Data records
>>>

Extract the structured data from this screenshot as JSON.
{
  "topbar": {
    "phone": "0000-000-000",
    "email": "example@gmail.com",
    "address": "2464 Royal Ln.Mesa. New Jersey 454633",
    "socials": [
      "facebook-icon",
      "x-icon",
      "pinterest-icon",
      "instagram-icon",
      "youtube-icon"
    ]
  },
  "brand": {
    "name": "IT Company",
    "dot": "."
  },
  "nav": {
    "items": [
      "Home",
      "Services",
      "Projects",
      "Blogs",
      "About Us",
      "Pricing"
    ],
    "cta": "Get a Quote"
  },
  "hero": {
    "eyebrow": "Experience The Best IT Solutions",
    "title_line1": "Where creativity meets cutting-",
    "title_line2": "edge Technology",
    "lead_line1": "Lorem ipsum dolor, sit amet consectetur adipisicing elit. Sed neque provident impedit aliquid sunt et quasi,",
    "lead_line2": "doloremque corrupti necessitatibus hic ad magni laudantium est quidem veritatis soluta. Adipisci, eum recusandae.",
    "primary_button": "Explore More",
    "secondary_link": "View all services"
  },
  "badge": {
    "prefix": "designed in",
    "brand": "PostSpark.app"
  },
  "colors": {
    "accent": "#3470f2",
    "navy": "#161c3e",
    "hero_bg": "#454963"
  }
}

<<<
>>>

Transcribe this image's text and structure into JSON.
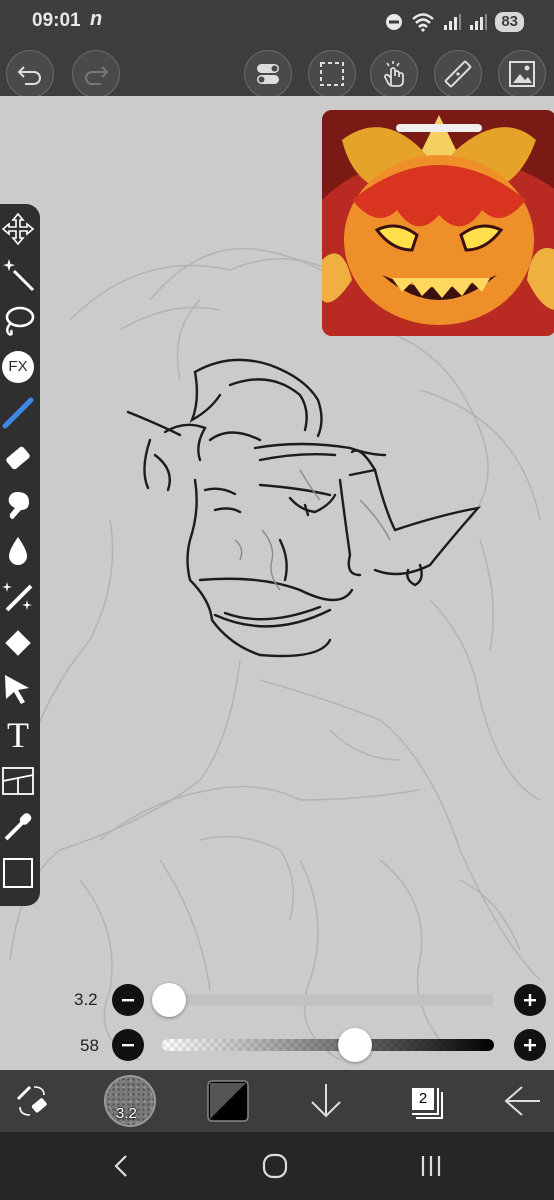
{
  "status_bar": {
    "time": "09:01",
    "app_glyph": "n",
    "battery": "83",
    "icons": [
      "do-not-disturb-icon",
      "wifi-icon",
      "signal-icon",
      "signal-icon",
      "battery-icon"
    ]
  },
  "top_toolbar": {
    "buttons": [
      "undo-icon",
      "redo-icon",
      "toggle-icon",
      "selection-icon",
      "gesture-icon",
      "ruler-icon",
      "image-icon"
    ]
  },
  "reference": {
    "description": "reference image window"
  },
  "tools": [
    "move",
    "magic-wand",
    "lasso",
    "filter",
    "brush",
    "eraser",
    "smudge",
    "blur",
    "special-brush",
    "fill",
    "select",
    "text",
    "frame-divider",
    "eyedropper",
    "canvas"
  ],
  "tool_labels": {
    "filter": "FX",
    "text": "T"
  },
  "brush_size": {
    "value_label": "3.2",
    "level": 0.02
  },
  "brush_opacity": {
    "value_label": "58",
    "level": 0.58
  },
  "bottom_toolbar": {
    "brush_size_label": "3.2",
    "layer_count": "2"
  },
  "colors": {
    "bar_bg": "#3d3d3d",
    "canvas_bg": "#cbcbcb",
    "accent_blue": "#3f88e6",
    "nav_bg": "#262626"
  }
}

<<<
>>>

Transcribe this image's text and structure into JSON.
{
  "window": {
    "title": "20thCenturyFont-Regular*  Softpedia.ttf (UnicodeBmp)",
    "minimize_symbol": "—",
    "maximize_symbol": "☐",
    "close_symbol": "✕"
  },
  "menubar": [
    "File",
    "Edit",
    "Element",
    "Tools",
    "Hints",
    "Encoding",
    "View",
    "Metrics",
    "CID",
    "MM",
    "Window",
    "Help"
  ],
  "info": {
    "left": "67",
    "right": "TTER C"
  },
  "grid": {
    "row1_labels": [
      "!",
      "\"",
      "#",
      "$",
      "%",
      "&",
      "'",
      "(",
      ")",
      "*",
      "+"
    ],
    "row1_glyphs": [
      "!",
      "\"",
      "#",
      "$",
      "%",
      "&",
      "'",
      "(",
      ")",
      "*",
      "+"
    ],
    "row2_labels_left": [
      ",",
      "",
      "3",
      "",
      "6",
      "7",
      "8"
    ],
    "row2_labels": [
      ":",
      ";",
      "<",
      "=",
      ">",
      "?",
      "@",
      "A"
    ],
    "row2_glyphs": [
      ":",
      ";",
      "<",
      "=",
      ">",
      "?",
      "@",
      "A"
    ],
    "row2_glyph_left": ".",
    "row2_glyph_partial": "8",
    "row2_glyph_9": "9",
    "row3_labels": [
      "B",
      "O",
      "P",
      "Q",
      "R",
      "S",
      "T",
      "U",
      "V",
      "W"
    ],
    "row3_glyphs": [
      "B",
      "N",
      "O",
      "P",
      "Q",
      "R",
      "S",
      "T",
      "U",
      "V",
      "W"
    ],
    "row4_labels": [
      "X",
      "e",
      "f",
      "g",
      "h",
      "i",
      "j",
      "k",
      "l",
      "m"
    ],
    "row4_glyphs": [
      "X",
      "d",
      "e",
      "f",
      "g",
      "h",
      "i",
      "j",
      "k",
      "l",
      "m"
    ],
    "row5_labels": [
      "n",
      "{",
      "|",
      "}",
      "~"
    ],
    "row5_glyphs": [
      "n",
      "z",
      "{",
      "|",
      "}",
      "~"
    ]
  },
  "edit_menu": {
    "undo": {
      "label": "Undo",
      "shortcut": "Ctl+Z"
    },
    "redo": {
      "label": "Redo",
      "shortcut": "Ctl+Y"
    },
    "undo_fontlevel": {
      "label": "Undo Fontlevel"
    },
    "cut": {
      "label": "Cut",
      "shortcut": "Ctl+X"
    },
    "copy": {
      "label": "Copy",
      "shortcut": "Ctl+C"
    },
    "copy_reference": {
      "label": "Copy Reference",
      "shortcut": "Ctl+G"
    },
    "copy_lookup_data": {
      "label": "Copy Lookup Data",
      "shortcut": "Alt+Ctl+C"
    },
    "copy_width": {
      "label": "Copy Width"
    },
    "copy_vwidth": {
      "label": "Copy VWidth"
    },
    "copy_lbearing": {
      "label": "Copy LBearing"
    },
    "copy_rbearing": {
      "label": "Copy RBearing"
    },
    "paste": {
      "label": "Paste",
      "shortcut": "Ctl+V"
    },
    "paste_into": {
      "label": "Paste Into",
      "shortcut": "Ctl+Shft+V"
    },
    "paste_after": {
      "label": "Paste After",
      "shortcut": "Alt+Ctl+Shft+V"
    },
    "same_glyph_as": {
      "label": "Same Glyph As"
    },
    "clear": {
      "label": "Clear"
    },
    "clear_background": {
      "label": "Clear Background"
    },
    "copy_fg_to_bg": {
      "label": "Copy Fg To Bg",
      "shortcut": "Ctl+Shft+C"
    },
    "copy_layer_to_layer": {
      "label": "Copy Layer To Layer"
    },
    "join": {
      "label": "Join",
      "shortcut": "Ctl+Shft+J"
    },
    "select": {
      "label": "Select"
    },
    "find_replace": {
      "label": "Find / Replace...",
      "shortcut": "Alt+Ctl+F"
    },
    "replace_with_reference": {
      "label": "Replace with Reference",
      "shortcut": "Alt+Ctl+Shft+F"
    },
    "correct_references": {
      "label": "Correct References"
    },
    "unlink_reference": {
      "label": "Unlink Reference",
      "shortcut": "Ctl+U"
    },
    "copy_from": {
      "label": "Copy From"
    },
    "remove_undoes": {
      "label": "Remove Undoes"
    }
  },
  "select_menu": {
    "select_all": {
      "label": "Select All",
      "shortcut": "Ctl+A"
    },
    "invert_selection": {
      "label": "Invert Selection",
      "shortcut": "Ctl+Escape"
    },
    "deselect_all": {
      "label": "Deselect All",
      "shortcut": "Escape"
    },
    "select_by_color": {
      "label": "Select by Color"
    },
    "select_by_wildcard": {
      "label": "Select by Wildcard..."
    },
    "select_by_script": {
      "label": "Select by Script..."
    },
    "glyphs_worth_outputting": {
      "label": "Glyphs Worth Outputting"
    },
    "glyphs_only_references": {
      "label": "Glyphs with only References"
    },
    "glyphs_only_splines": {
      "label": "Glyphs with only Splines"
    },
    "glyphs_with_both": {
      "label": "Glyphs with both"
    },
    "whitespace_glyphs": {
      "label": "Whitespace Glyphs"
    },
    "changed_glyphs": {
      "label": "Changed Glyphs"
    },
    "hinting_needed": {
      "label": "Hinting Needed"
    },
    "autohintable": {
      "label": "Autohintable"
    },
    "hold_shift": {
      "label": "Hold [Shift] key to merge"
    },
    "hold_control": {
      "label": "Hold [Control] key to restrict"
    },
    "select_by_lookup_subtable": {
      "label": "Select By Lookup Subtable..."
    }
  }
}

<<<

Description of the task — Look through the data above. Find each line with the string "image" and copy it.

Answer —
Transcribe this image's text and structure into JSON.
      "image-icon"
    "description": "reference image window"
Transcribe this image's text and structure into JSON.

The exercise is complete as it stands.